Work to be completed — Copy all of the material exactly. Pictures are not to appear in the copy.

(Extracts from a graphics dataset)
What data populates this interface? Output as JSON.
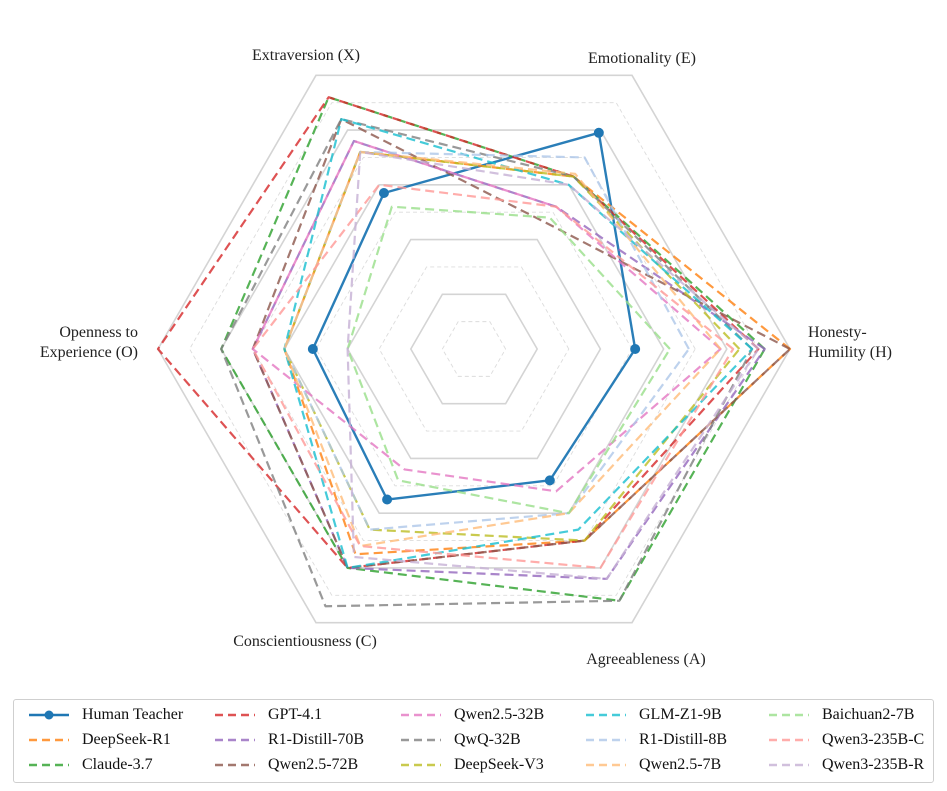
{
  "chart_data": {
    "type": "radar",
    "scale_max": 5,
    "grid": true,
    "legend_position": "bottom",
    "axes": [
      {
        "key": "H",
        "label": "Honesty-\nHumility (H)"
      },
      {
        "key": "E",
        "label": "Emotionality (E)"
      },
      {
        "key": "X",
        "label": "Extraversion (X)"
      },
      {
        "key": "O",
        "label": "Openness to\nExperience (O)"
      },
      {
        "key": "C",
        "label": "Conscientiousness (C)"
      },
      {
        "key": "A",
        "label": "Agreeableness (A)"
      }
    ],
    "series": [
      {
        "name": "Human Teacher",
        "color": "#1f77b4",
        "style": "solid",
        "markers": true,
        "values": [
          2.55,
          3.95,
          2.85,
          2.55,
          2.75,
          2.4
        ]
      },
      {
        "name": "DeepSeek-R1",
        "color": "#ff7f0e",
        "style": "dashed",
        "values": [
          5.0,
          3.15,
          3.6,
          3.0,
          3.75,
          3.5
        ]
      },
      {
        "name": "Claude-3.7",
        "color": "#2ca02c",
        "style": "dashed",
        "values": [
          4.6,
          3.15,
          4.6,
          4.0,
          4.0,
          4.6
        ]
      },
      {
        "name": "GPT-4.1",
        "color": "#d62728",
        "style": "dashed",
        "values": [
          4.5,
          3.15,
          4.6,
          5.0,
          4.0,
          3.5
        ]
      },
      {
        "name": "R1-Distill-70B",
        "color": "#9467bd",
        "style": "dashed",
        "values": [
          4.6,
          2.6,
          3.8,
          3.5,
          4.0,
          4.2
        ]
      },
      {
        "name": "Qwen2.5-72B",
        "color": "#8c564b",
        "style": "dashed",
        "values": [
          5.0,
          2.3,
          4.2,
          3.5,
          4.0,
          3.5
        ]
      },
      {
        "name": "Qwen2.5-32B",
        "color": "#e377c2",
        "style": "dashed",
        "values": [
          3.9,
          2.6,
          3.8,
          3.5,
          2.2,
          2.6
        ]
      },
      {
        "name": "QwQ-32B",
        "color": "#7f7f7f",
        "style": "dashed",
        "values": [
          4.4,
          3.15,
          4.2,
          4.0,
          4.7,
          4.6
        ]
      },
      {
        "name": "DeepSeek-V3",
        "color": "#bcbd22",
        "style": "dashed",
        "values": [
          4.2,
          3.15,
          3.6,
          3.0,
          3.3,
          3.5
        ]
      },
      {
        "name": "GLM-Z1-9B",
        "color": "#17becf",
        "style": "dashed",
        "values": [
          4.4,
          3.0,
          4.2,
          3.0,
          4.0,
          3.3
        ]
      },
      {
        "name": "R1-Distill-8B",
        "color": "#aec7e8",
        "style": "dashed",
        "values": [
          3.4,
          3.5,
          3.6,
          3.0,
          3.3,
          3.0
        ]
      },
      {
        "name": "Qwen2.5-7B",
        "color": "#ffbb78",
        "style": "dashed",
        "values": [
          3.9,
          3.2,
          3.6,
          3.0,
          3.6,
          3.0
        ]
      },
      {
        "name": "Baichuan2-7B",
        "color": "#98df8a",
        "style": "dashed",
        "values": [
          3.1,
          2.4,
          2.6,
          2.0,
          2.4,
          3.0
        ]
      },
      {
        "name": "Qwen3-235B-C",
        "color": "#ff9896",
        "style": "dashed",
        "values": [
          4.1,
          2.6,
          3.0,
          3.5,
          3.6,
          4.0
        ]
      },
      {
        "name": "Qwen3-235B-R",
        "color": "#c5b0d5",
        "style": "dashed",
        "values": [
          4.5,
          3.0,
          3.6,
          2.0,
          3.8,
          4.2
        ]
      }
    ]
  },
  "legend": {
    "columns": 5,
    "rows": 3
  }
}
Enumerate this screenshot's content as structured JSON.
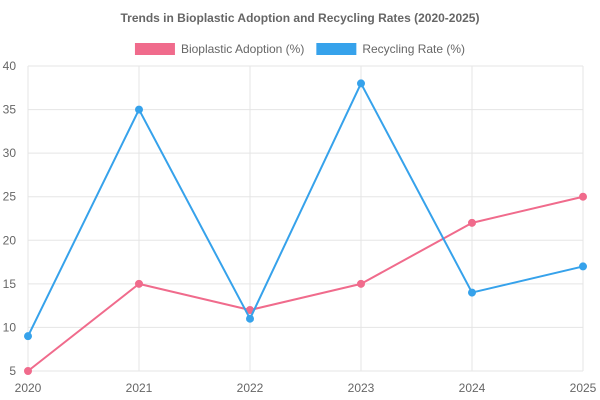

Answer to the exercise —
What data populates this interface? Output as JSON.
{
  "chart_data": {
    "type": "radar",
    "scale_max": 5,
    "grid": true,
    "legend_position": "bottom",
    "axes": [
      {
        "key": "H",
        "label": "Honesty-\nHumility (H)"
      },
      {
        "key": "E",
        "label": "Emotionality (E)"
      },
      {
        "key": "X",
        "label": "Extraversion (X)"
      },
      {
        "key": "O",
        "label": "Openness to\nExperience (O)"
      },
      {
        "key": "C",
        "label": "Conscientiousness (C)"
      },
      {
        "key": "A",
        "label": "Agreeableness (A)"
      }
    ],
    "series": [
      {
        "name": "Human Teacher",
        "color": "#1f77b4",
        "style": "solid",
        "markers": true,
        "values": [
          2.55,
          3.95,
          2.85,
          2.55,
          2.75,
          2.4
        ]
      },
      {
        "name": "DeepSeek-R1",
        "color": "#ff7f0e",
        "style": "dashed",
        "values": [
          5.0,
          3.15,
          3.6,
          3.0,
          3.75,
          3.5
        ]
      },
      {
        "name": "Claude-3.7",
        "color": "#2ca02c",
        "style": "dashed",
        "values": [
          4.6,
          3.15,
          4.6,
          4.0,
          4.0,
          4.6
        ]
      },
      {
        "name": "GPT-4.1",
        "color": "#d62728",
        "style": "dashed",
        "values": [
          4.5,
          3.15,
          4.6,
          5.0,
          4.0,
          3.5
        ]
      },
      {
        "name": "R1-Distill-70B",
        "color": "#9467bd",
        "style": "dashed",
        "values": [
          4.6,
          2.6,
          3.8,
          3.5,
          4.0,
          4.2
        ]
      },
      {
        "name": "Qwen2.5-72B",
        "color": "#8c564b",
        "style": "dashed",
        "values": [
          5.0,
          2.3,
          4.2,
          3.5,
          4.0,
          3.5
        ]
      },
      {
        "name": "Qwen2.5-32B",
        "color": "#e377c2",
        "style": "dashed",
        "values": [
          3.9,
          2.6,
          3.8,
          3.5,
          2.2,
          2.6
        ]
      },
      {
        "name": "QwQ-32B",
        "color": "#7f7f7f",
        "style": "dashed",
        "values": [
          4.4,
          3.15,
          4.2,
          4.0,
          4.7,
          4.6
        ]
      },
      {
        "name": "DeepSeek-V3",
        "color": "#bcbd22",
        "style": "dashed",
        "values": [
          4.2,
          3.15,
          3.6,
          3.0,
          3.3,
          3.5
        ]
      },
      {
        "name": "GLM-Z1-9B",
        "color": "#17becf",
        "style": "dashed",
        "values": [
          4.4,
          3.0,
          4.2,
          3.0,
          4.0,
          3.3
        ]
      },
      {
        "name": "R1-Distill-8B",
        "color": "#aec7e8",
        "style": "dashed",
        "values": [
          3.4,
          3.5,
          3.6,
          3.0,
          3.3,
          3.0
        ]
      },
      {
        "name": "Qwen2.5-7B",
        "color": "#ffbb78",
        "style": "dashed",
        "values": [
          3.9,
          3.2,
          3.6,
          3.0,
          3.6,
          3.0
        ]
      },
      {
        "name": "Baichuan2-7B",
        "color": "#98df8a",
        "style": "dashed",
        "values": [
          3.1,
          2.4,
          2.6,
          2.0,
          2.4,
          3.0
        ]
      },
      {
        "name": "Qwen3-235B-C",
        "color": "#ff9896",
        "style": "dashed",
        "values": [
          4.1,
          2.6,
          3.0,
          3.5,
          3.6,
          4.0
        ]
      },
      {
        "name": "Qwen3-235B-R",
        "color": "#c5b0d5",
        "style": "dashed",
        "values": [
          4.5,
          3.0,
          3.6,
          2.0,
          3.8,
          4.2
        ]
      }
    ]
  },
  "legend": {
    "columns": 5,
    "rows": 3
  }
}
Enumerate this screenshot's content as structured JSON.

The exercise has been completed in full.